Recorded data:
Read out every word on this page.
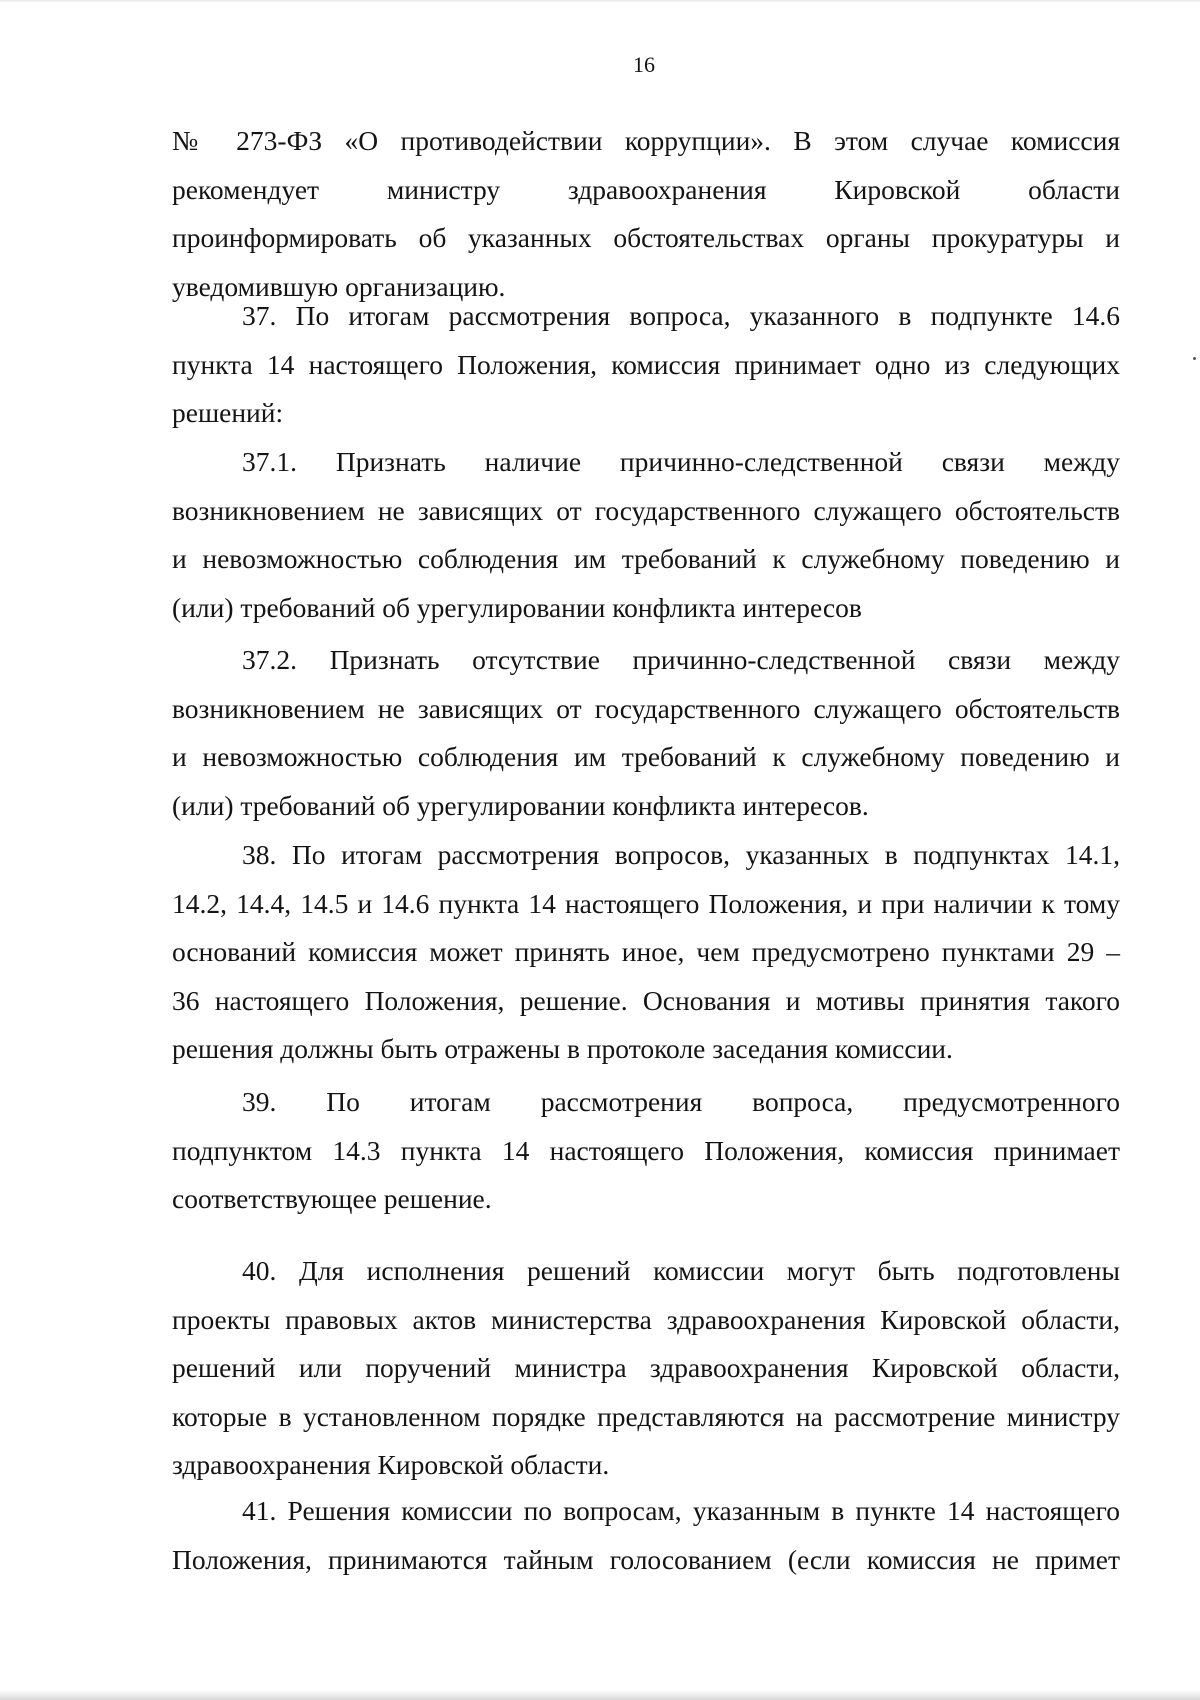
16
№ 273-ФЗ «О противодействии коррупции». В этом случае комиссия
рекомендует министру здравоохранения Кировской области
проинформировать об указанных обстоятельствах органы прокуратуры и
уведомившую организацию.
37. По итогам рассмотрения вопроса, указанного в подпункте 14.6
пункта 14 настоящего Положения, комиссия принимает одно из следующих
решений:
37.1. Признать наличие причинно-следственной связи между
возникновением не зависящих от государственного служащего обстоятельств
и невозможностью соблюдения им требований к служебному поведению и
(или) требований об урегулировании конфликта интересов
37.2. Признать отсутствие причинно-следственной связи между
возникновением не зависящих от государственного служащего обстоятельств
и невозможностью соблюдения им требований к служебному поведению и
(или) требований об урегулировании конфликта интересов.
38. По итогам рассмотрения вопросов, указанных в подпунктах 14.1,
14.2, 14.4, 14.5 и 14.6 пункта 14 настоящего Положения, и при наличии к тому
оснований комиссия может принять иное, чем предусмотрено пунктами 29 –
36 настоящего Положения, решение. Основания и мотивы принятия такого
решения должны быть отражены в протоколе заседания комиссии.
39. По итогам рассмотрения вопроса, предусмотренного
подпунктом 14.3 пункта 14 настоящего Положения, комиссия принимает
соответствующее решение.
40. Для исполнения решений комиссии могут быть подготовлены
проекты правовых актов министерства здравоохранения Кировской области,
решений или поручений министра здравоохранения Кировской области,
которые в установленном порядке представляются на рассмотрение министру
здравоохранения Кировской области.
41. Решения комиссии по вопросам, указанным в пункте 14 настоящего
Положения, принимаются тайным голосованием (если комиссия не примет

--

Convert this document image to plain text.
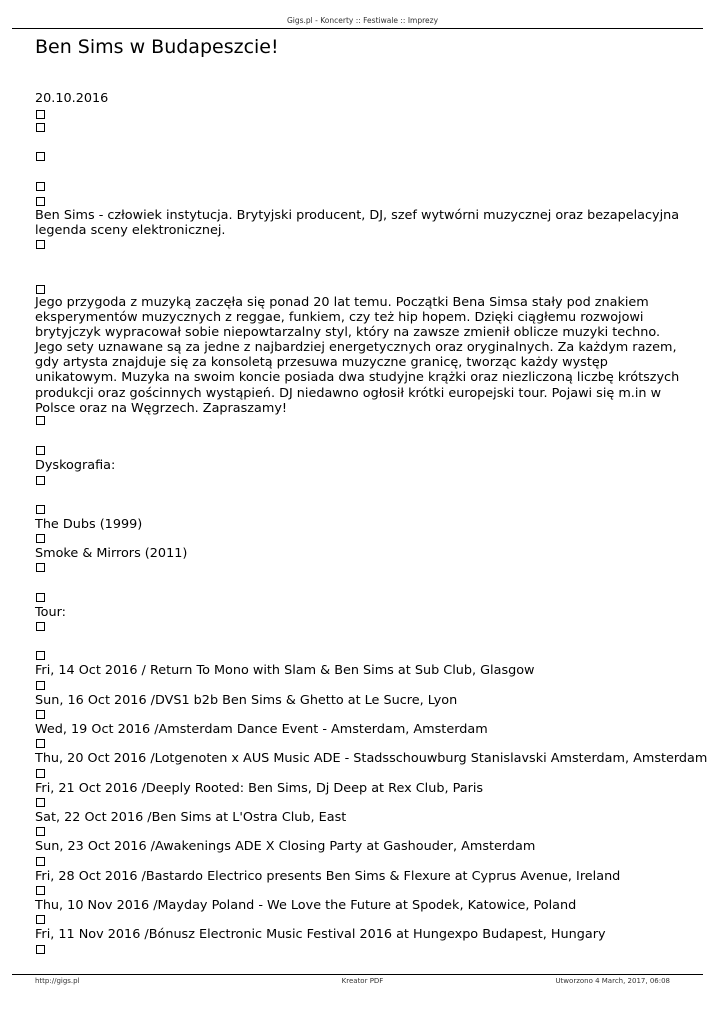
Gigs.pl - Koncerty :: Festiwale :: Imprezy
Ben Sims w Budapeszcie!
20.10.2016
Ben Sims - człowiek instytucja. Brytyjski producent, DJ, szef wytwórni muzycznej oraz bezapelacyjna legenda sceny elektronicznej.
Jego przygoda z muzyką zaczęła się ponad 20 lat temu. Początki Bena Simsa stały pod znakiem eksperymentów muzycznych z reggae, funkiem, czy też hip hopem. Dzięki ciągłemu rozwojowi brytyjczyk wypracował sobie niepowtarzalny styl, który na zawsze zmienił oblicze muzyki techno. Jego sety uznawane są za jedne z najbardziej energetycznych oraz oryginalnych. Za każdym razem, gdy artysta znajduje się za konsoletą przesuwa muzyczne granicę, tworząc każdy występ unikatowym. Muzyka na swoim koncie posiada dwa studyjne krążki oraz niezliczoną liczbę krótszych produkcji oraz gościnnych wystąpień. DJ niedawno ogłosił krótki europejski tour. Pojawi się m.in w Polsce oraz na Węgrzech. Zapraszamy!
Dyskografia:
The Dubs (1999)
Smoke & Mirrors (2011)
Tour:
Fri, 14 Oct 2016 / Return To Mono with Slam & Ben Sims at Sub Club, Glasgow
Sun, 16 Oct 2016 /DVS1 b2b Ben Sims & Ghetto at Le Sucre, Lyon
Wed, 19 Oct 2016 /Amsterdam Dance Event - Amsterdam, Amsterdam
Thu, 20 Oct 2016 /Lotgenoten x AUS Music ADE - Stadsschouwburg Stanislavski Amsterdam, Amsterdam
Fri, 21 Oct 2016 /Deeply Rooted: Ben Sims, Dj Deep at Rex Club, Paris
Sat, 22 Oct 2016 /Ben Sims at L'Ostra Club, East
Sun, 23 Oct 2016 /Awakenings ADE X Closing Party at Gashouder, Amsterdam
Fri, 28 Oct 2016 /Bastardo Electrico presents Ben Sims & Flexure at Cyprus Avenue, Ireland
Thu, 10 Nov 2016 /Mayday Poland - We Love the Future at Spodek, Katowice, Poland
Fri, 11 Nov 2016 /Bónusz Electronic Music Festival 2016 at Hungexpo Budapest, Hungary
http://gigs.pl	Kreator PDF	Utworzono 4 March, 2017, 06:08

WORK TO DO
Please list every line of the records that contains "между".

THE REPLY
37.1. Признать наличие причинно-следственной связи между
37.2. Признать отсутствие причинно-следственной связи между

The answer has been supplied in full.